Collection entries:
######
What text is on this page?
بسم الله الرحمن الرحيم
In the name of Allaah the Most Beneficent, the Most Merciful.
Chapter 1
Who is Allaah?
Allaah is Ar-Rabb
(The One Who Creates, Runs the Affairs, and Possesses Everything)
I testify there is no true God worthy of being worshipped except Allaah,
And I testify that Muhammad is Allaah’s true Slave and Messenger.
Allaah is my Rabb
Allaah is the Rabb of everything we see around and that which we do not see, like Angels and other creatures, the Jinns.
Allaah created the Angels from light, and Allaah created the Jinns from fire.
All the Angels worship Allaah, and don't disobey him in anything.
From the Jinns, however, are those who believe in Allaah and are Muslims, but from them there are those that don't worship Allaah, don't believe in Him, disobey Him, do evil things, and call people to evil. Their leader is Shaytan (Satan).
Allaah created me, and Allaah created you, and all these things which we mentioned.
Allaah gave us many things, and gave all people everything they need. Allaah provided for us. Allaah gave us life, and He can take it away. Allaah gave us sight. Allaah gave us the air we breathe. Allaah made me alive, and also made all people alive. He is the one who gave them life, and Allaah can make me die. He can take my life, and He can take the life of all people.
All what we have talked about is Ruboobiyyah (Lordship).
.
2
######
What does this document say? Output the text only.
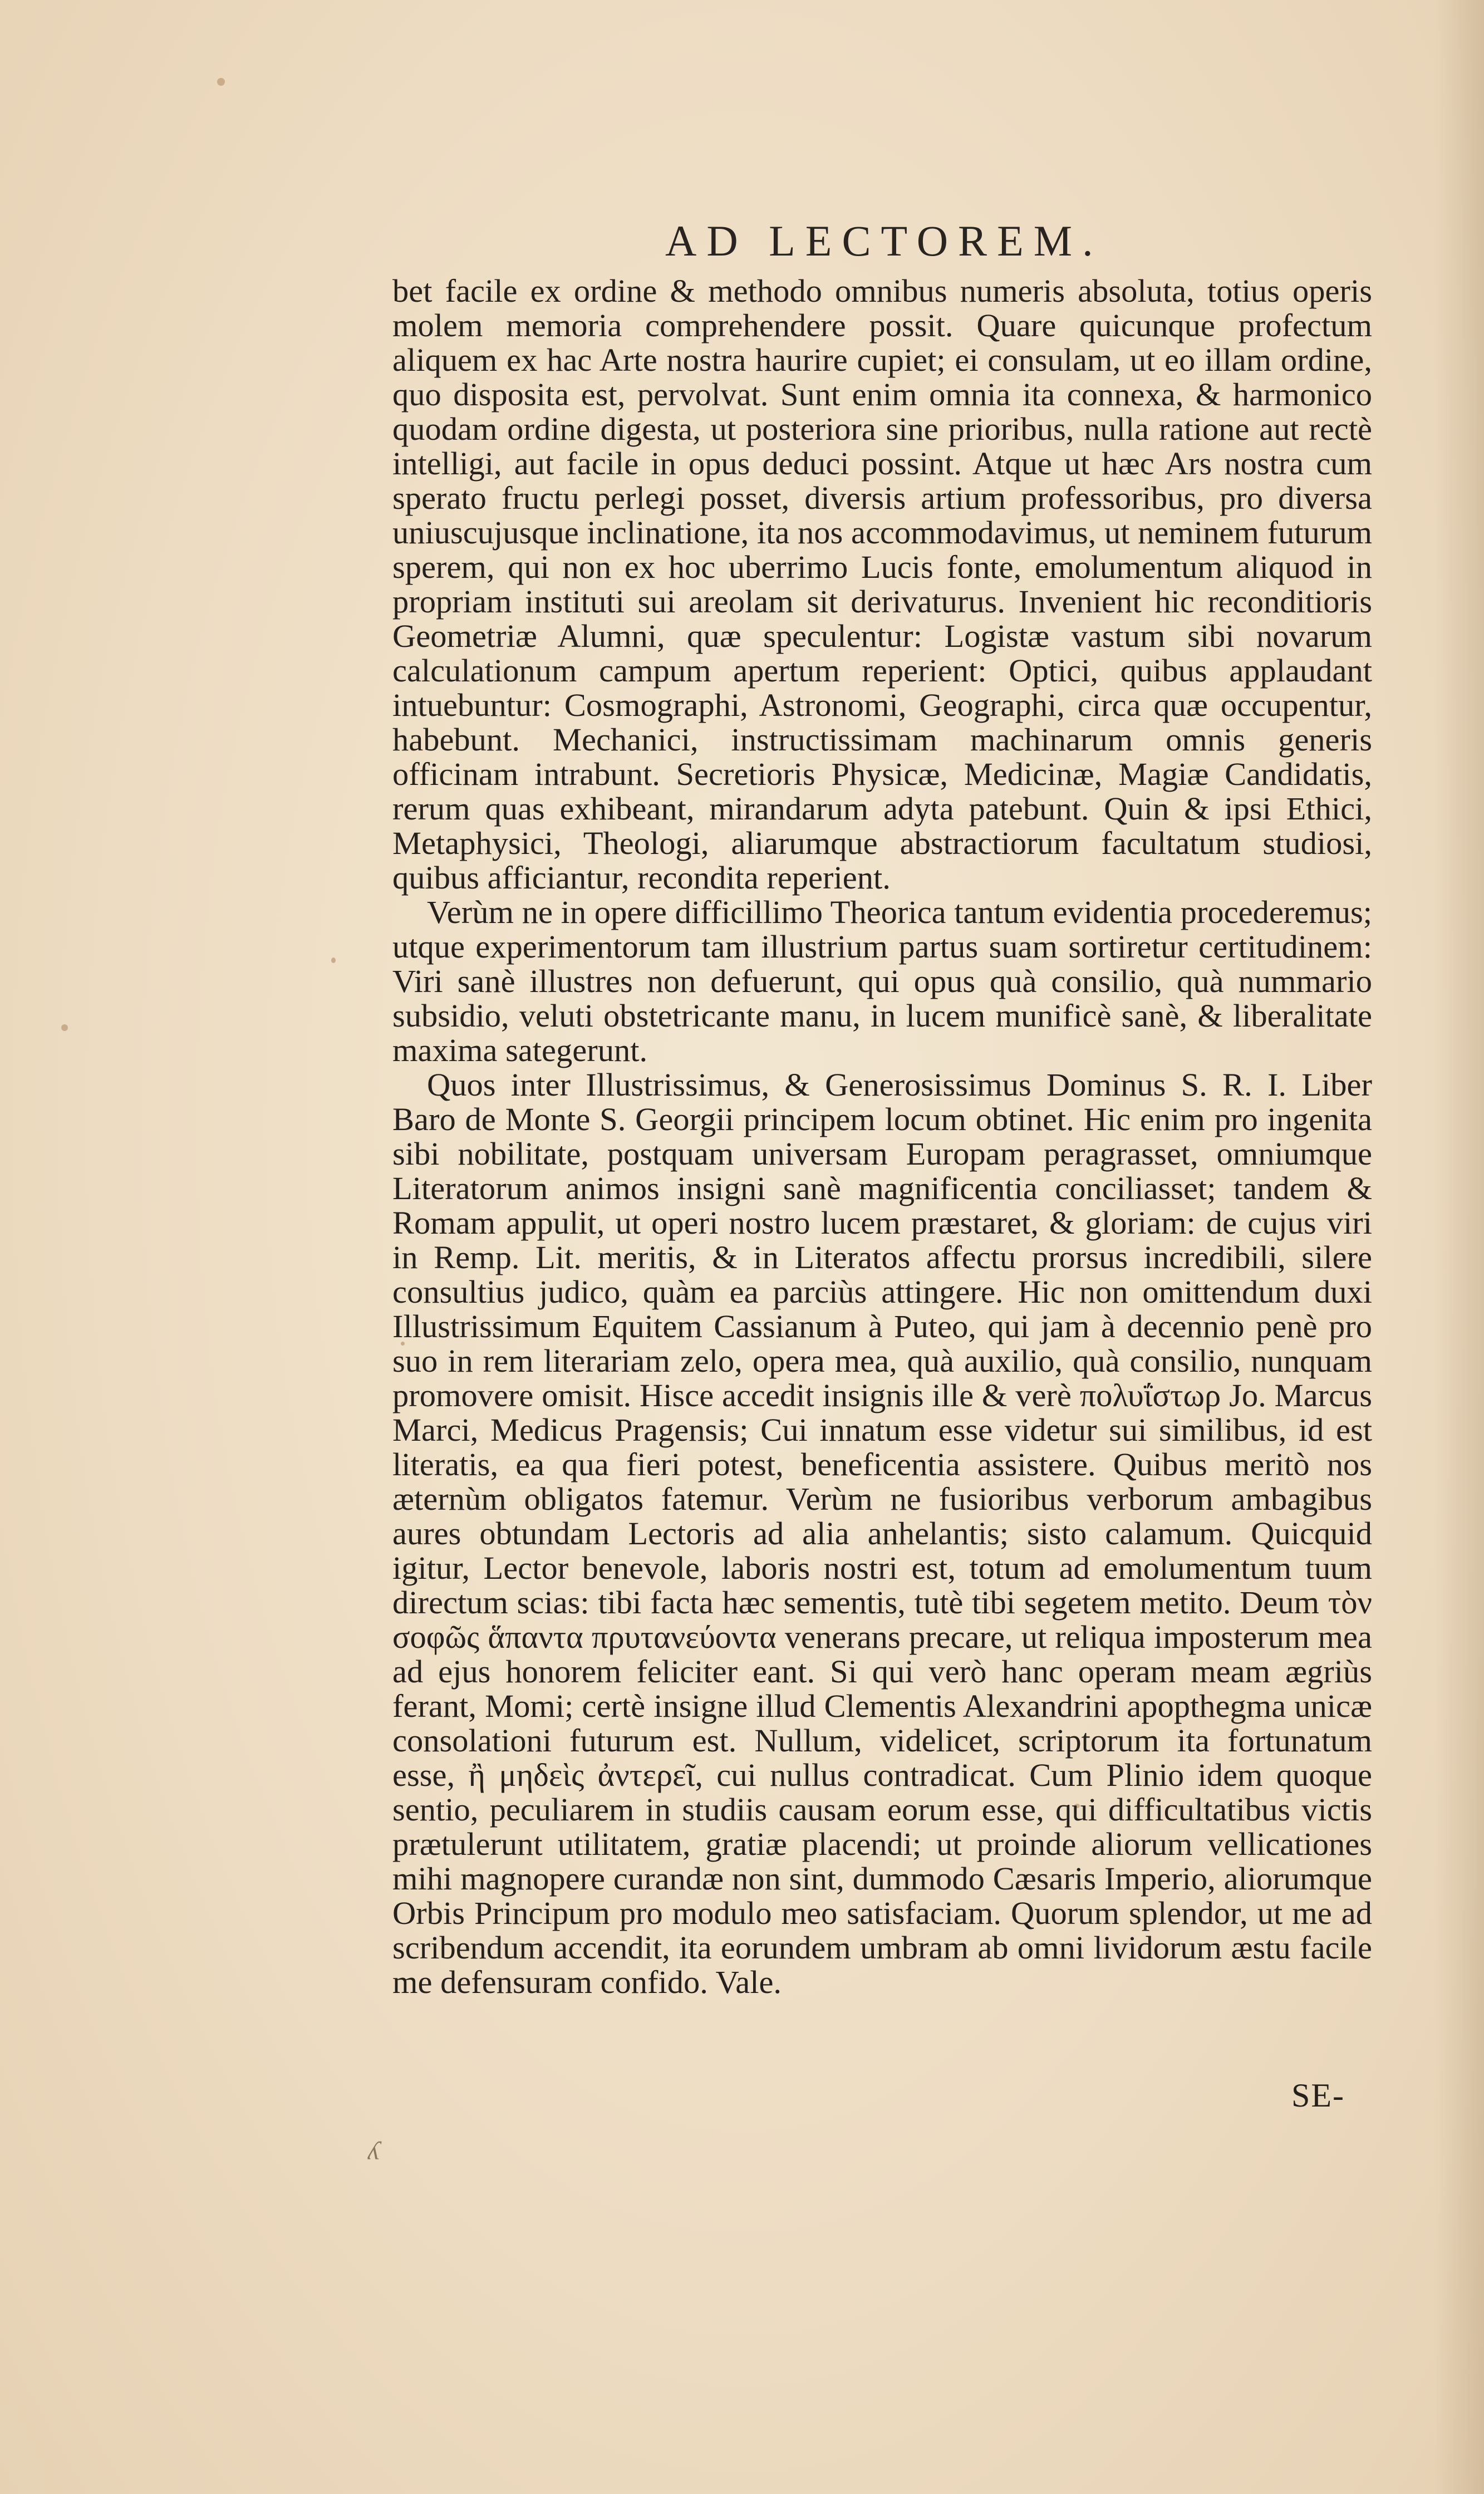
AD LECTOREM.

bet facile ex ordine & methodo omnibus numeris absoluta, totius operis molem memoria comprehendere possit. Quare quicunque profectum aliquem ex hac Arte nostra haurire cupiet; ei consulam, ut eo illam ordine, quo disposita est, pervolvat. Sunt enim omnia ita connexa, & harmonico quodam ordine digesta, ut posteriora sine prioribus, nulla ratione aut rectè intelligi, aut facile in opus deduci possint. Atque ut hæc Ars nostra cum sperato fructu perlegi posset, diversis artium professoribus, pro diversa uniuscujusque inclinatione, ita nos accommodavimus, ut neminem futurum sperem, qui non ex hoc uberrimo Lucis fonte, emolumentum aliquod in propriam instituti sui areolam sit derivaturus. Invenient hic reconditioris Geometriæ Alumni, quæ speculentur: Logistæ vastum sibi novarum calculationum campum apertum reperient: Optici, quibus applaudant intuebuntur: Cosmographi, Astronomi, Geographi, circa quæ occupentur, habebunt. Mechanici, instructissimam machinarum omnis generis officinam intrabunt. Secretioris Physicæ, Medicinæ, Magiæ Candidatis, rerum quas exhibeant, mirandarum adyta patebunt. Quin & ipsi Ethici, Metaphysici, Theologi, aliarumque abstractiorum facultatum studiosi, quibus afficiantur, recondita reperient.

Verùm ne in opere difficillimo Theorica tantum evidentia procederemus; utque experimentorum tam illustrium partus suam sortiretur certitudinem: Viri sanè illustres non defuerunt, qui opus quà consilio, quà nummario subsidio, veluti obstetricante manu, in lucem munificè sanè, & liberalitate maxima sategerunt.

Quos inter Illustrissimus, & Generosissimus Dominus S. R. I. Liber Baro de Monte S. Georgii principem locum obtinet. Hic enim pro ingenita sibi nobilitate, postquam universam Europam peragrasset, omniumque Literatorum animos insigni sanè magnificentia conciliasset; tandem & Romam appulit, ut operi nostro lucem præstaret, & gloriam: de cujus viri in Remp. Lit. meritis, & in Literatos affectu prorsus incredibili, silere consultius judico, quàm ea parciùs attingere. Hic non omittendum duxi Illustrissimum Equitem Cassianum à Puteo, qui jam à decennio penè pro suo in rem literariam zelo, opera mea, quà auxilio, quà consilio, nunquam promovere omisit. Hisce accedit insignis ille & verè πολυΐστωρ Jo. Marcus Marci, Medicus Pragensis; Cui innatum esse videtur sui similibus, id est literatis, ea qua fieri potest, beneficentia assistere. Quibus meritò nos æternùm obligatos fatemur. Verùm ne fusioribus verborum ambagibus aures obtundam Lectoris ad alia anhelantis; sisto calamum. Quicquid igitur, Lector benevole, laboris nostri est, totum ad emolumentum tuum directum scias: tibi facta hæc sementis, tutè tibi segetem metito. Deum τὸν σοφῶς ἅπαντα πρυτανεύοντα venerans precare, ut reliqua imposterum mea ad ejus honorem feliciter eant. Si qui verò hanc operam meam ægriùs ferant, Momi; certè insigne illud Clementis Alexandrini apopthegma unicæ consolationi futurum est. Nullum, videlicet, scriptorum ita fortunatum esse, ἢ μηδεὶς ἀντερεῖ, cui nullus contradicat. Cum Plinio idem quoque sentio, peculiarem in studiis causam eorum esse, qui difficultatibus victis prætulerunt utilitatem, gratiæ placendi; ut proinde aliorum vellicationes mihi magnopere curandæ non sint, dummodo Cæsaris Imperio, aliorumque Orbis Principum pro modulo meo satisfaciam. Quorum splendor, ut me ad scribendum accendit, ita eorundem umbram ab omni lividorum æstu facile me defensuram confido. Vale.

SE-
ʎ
######
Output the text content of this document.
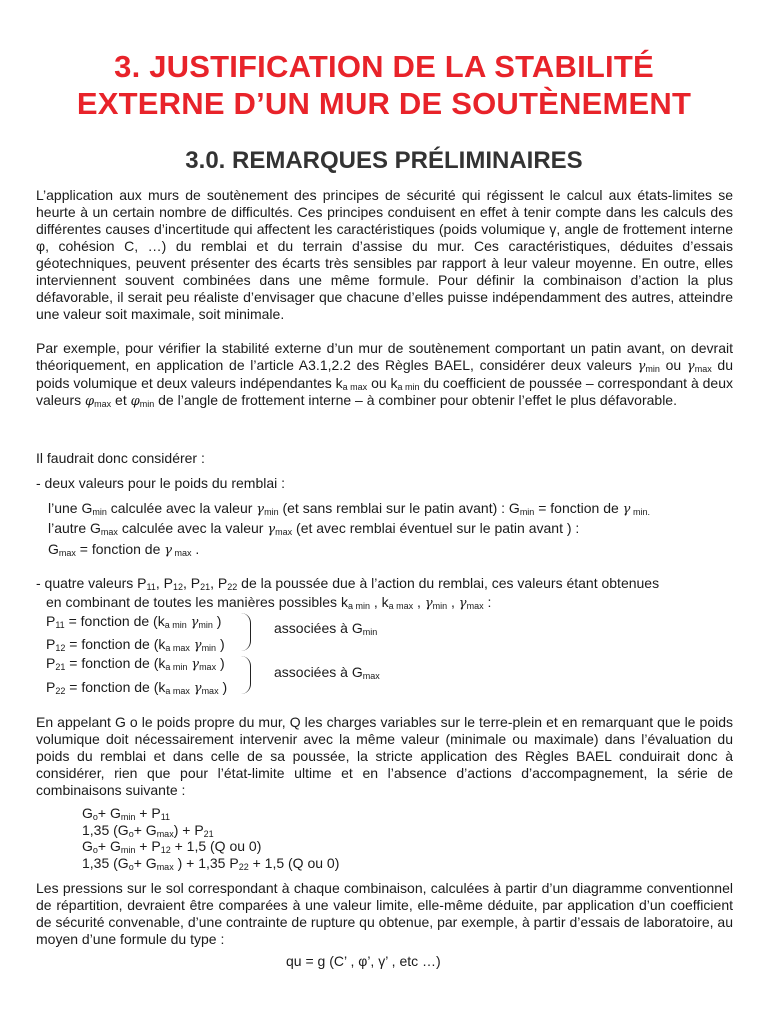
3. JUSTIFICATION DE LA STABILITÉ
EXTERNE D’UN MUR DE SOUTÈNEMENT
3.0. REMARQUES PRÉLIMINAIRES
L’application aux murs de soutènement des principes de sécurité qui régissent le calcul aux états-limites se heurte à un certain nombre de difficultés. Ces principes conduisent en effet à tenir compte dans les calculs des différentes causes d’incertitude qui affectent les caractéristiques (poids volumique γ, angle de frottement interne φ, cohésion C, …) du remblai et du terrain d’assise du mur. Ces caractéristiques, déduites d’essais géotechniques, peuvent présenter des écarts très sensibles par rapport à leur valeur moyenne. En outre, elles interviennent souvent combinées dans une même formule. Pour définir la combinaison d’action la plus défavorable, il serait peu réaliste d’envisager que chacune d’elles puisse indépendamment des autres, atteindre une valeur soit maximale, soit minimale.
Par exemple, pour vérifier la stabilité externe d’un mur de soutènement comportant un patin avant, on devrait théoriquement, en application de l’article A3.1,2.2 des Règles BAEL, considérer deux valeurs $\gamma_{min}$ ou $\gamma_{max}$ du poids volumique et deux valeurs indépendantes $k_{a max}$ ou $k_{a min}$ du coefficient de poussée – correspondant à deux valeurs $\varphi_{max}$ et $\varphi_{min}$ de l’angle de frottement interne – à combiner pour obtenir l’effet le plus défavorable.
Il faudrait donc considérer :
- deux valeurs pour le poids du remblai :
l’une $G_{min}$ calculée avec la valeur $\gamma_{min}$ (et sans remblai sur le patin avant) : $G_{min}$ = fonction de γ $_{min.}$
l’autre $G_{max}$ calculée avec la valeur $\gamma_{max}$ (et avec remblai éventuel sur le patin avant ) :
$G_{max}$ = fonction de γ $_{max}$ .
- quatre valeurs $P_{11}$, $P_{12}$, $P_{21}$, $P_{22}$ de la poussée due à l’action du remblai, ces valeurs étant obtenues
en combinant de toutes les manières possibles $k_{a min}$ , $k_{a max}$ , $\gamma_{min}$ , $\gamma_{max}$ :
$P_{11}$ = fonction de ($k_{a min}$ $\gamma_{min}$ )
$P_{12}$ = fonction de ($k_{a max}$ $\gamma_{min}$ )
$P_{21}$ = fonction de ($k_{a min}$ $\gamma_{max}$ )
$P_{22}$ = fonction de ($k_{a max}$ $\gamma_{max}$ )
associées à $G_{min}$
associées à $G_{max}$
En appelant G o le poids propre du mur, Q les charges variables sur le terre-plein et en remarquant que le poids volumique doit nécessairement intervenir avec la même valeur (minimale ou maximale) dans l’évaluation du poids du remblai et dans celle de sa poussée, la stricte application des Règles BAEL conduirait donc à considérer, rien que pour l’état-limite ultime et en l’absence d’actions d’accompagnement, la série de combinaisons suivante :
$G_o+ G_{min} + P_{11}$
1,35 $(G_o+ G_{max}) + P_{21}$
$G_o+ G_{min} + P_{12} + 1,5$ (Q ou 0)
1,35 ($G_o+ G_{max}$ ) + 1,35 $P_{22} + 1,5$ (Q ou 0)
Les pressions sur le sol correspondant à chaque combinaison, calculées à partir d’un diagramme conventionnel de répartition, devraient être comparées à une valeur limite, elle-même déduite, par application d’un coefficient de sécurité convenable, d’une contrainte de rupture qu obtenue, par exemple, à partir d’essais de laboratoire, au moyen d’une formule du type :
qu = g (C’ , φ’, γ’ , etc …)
######
● DESCRIPTION OF THE TASK
Pull out every line above that holds the word "testify".

● FINISHED TASK
I testify there is no true God worthy of being worshipped except Allaah,
And I testify that Muhammad is Allaah’s true Slave and Messenger.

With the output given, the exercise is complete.